## Records for this exercise
— Start —
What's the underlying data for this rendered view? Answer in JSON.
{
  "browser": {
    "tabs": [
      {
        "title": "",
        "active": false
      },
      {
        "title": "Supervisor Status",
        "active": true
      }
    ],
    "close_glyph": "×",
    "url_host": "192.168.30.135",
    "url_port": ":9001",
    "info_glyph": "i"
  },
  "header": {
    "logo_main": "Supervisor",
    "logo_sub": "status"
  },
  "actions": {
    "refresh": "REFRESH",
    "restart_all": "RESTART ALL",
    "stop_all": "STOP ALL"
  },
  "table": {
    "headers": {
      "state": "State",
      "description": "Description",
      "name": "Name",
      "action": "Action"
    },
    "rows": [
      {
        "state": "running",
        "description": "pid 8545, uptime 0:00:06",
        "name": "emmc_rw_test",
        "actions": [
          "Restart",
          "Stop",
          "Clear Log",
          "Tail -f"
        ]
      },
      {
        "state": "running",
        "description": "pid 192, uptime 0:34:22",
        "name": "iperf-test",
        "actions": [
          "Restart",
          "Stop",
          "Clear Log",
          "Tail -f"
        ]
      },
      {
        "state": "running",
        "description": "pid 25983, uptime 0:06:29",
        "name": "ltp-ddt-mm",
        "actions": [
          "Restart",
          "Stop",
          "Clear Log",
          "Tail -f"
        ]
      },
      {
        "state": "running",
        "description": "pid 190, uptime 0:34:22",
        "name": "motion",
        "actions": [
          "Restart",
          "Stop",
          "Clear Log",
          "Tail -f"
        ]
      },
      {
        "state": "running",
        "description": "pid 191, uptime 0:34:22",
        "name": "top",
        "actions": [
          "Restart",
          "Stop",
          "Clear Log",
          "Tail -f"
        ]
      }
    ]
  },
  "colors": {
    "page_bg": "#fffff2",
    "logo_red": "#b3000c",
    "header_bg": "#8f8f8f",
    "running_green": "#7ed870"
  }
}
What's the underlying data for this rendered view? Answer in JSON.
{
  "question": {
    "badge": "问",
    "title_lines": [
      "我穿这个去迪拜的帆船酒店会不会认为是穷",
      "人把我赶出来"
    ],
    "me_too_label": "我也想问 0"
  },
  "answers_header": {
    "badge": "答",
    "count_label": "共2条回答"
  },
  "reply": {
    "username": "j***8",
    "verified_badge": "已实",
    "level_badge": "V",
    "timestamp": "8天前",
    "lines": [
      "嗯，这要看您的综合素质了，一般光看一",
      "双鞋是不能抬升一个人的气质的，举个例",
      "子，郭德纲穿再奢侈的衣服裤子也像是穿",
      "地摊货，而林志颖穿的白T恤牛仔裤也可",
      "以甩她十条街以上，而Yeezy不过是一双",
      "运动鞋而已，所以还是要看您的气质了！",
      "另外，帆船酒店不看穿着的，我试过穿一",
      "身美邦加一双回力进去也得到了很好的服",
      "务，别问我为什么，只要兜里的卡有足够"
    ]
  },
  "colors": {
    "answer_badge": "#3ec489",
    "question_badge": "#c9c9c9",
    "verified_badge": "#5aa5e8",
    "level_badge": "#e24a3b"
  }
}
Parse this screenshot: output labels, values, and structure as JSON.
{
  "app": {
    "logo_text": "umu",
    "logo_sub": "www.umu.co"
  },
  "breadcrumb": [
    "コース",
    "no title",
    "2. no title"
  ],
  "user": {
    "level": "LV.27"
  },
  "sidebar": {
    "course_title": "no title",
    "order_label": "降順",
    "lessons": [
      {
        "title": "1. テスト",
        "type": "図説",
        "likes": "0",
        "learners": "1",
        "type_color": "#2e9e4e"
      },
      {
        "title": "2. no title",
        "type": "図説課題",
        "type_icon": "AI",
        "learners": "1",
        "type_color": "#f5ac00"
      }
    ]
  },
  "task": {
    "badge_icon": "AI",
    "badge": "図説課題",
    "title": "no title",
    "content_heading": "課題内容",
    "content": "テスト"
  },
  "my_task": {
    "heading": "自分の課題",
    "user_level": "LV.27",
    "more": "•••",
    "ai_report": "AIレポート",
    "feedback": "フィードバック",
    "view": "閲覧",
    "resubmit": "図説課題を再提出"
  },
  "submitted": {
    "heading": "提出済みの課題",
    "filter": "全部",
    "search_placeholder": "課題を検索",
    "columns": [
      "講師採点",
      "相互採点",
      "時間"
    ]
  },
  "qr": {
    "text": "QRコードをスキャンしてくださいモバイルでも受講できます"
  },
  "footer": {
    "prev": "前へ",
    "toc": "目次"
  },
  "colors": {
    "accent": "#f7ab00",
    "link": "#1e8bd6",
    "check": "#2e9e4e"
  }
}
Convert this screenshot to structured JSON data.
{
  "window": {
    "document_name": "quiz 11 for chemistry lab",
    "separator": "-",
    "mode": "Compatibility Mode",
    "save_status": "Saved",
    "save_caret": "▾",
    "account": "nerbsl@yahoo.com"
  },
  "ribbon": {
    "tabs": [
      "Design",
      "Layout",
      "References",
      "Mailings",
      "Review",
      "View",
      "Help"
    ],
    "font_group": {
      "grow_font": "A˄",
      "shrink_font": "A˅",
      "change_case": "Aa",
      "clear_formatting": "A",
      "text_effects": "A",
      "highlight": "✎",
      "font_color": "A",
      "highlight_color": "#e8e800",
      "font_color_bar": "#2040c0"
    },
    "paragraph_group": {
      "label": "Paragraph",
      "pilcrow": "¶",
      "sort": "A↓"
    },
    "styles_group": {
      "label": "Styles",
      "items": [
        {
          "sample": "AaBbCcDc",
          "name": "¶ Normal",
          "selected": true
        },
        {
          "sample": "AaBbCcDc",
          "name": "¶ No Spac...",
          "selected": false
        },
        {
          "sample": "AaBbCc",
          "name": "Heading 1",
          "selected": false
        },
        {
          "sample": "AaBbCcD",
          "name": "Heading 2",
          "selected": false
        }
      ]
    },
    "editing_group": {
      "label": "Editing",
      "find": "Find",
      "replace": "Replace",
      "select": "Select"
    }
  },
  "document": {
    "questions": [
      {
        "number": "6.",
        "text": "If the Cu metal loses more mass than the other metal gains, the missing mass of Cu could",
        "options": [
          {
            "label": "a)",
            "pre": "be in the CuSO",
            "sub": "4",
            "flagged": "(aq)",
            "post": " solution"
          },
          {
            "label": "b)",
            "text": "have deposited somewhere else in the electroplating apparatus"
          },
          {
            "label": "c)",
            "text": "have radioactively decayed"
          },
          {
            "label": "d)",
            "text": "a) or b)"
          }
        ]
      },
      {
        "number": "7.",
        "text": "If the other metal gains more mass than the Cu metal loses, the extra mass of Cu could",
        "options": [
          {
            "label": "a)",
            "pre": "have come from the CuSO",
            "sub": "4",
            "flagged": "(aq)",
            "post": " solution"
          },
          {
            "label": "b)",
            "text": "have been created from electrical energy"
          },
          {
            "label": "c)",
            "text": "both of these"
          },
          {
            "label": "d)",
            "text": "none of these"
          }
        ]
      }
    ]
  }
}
— End —
## To do
Copy out the full set of records precisely, leaving nothing out.

## Answer below
What's the underlying data for this rendered view? Answer in JSON.
{
  "browser": {
    "tabs": [
      {
        "title": "",
        "active": false
      },
      {
        "title": "Supervisor Status",
        "active": true
      }
    ],
    "close_glyph": "×",
    "url_host": "192.168.30.135",
    "url_port": ":9001",
    "info_glyph": "i"
  },
  "header": {
    "logo_main": "Supervisor",
    "logo_sub": "status"
  },
  "actions": {
    "refresh": "REFRESH",
    "restart_all": "RESTART ALL",
    "stop_all": "STOP ALL"
  },
  "table": {
    "headers": {
      "state": "State",
      "description": "Description",
      "name": "Name",
      "action": "Action"
    },
    "rows": [
      {
        "state": "running",
        "description": "pid 8545, uptime 0:00:06",
        "name": "emmc_rw_test",
        "actions": [
          "Restart",
          "Stop",
          "Clear Log",
          "Tail -f"
        ]
      },
      {
        "state": "running",
        "description": "pid 192, uptime 0:34:22",
        "name": "iperf-test",
        "actions": [
          "Restart",
          "Stop",
          "Clear Log",
          "Tail -f"
        ]
      },
      {
        "state": "running",
        "description": "pid 25983, uptime 0:06:29",
        "name": "ltp-ddt-mm",
        "actions": [
          "Restart",
          "Stop",
          "Clear Log",
          "Tail -f"
        ]
      },
      {
        "state": "running",
        "description": "pid 190, uptime 0:34:22",
        "name": "motion",
        "actions": [
          "Restart",
          "Stop",
          "Clear Log",
          "Tail -f"
        ]
      },
      {
        "state": "running",
        "description": "pid 191, uptime 0:34:22",
        "name": "top",
        "actions": [
          "Restart",
          "Stop",
          "Clear Log",
          "Tail -f"
        ]
      }
    ]
  },
  "colors": {
    "page_bg": "#fffff2",
    "logo_red": "#b3000c",
    "header_bg": "#8f8f8f",
    "running_green": "#7ed870"
  }
}
What's the underlying data for this rendered view? Answer in JSON.
{
  "question": {
    "badge": "问",
    "title_lines": [
      "我穿这个去迪拜的帆船酒店会不会认为是穷",
      "人把我赶出来"
    ],
    "me_too_label": "我也想问 0"
  },
  "answers_header": {
    "badge": "答",
    "count_label": "共2条回答"
  },
  "reply": {
    "username": "j***8",
    "verified_badge": "已实",
    "level_badge": "V",
    "timestamp": "8天前",
    "lines": [
      "嗯，这要看您的综合素质了，一般光看一",
      "双鞋是不能抬升一个人的气质的，举个例",
      "子，郭德纲穿再奢侈的衣服裤子也像是穿",
      "地摊货，而林志颖穿的白T恤牛仔裤也可",
      "以甩她十条街以上，而Yeezy不过是一双",
      "运动鞋而已，所以还是要看您的气质了！",
      "另外，帆船酒店不看穿着的，我试过穿一",
      "身美邦加一双回力进去也得到了很好的服",
      "务，别问我为什么，只要兜里的卡有足够"
    ]
  },
  "colors": {
    "answer_badge": "#3ec489",
    "question_badge": "#c9c9c9",
    "verified_badge": "#5aa5e8",
    "level_badge": "#e24a3b"
  }
}
Parse this screenshot: output labels, values, and structure as JSON.
{
  "app": {
    "logo_text": "umu",
    "logo_sub": "www.umu.co"
  },
  "breadcrumb": [
    "コース",
    "no title",
    "2. no title"
  ],
  "user": {
    "level": "LV.27"
  },
  "sidebar": {
    "course_title": "no title",
    "order_label": "降順",
    "lessons": [
      {
        "title": "1. テスト",
        "type": "図説",
        "likes": "0",
        "learners": "1",
        "type_color": "#2e9e4e"
      },
      {
        "title": "2. no title",
        "type": "図説課題",
        "type_icon": "AI",
        "learners": "1",
        "type_color": "#f5ac00"
      }
    ]
  },
  "task": {
    "badge_icon": "AI",
    "badge": "図説課題",
    "title": "no title",
    "content_heading": "課題内容",
    "content": "テスト"
  },
  "my_task": {
    "heading": "自分の課題",
    "user_level": "LV.27",
    "more": "•••",
    "ai_report": "AIレポート",
    "feedback": "フィードバック",
    "view": "閲覧",
    "resubmit": "図説課題を再提出"
  },
  "submitted": {
    "heading": "提出済みの課題",
    "filter": "全部",
    "search_placeholder": "課題を検索",
    "columns": [
      "講師採点",
      "相互採点",
      "時間"
    ]
  },
  "qr": {
    "text": "QRコードをスキャンしてくださいモバイルでも受講できます"
  },
  "footer": {
    "prev": "前へ",
    "toc": "目次"
  },
  "colors": {
    "accent": "#f7ab00",
    "link": "#1e8bd6",
    "check": "#2e9e4e"
  }
}
Convert this screenshot to structured JSON data.
{
  "window": {
    "document_name": "quiz 11 for chemistry lab",
    "separator": "-",
    "mode": "Compatibility Mode",
    "save_status": "Saved",
    "save_caret": "▾",
    "account": "nerbsl@yahoo.com"
  },
  "ribbon": {
    "tabs": [
      "Design",
      "Layout",
      "References",
      "Mailings",
      "Review",
      "View",
      "Help"
    ],
    "font_group": {
      "grow_font": "A˄",
      "shrink_font": "A˅",
      "change_case": "Aa",
      "clear_formatting": "A",
      "text_effects": "A",
      "highlight": "✎",
      "font_color": "A",
      "highlight_color": "#e8e800",
      "font_color_bar": "#2040c0"
    },
    "paragraph_group": {
      "label": "Paragraph",
      "pilcrow": "¶",
      "sort": "A↓"
    },
    "styles_group": {
      "label": "Styles",
      "items": [
        {
          "sample": "AaBbCcDc",
          "name": "¶ Normal",
          "selected": true
        },
        {
          "sample": "AaBbCcDc",
          "name": "¶ No Spac...",
          "selected": false
        },
        {
          "sample": "AaBbCc",
          "name": "Heading 1",
          "selected": false
        },
        {
          "sample": "AaBbCcD",
          "name": "Heading 2",
          "selected": false
        }
      ]
    },
    "editing_group": {
      "label": "Editing",
      "find": "Find",
      "replace": "Replace",
      "select": "Select"
    }
  },
  "document": {
    "questions": [
      {
        "number": "6.",
        "text": "If the Cu metal loses more mass than the other metal gains, the missing mass of Cu could",
        "options": [
          {
            "label": "a)",
            "pre": "be in the CuSO",
            "sub": "4",
            "flagged": "(aq)",
            "post": " solution"
          },
          {
            "label": "b)",
            "text": "have deposited somewhere else in the electroplating apparatus"
          },
          {
            "label": "c)",
            "text": "have radioactively decayed"
          },
          {
            "label": "d)",
            "text": "a) or b)"
          }
        ]
      },
      {
        "number": "7.",
        "text": "If the other metal gains more mass than the Cu metal loses, the extra mass of Cu could",
        "options": [
          {
            "label": "a)",
            "pre": "have come from the CuSO",
            "sub": "4",
            "flagged": "(aq)",
            "post": " solution"
          },
          {
            "label": "b)",
            "text": "have been created from electrical energy"
          },
          {
            "label": "c)",
            "text": "both of these"
          },
          {
            "label": "d)",
            "text": "none of these"
          }
        ]
      }
    ]
  }
}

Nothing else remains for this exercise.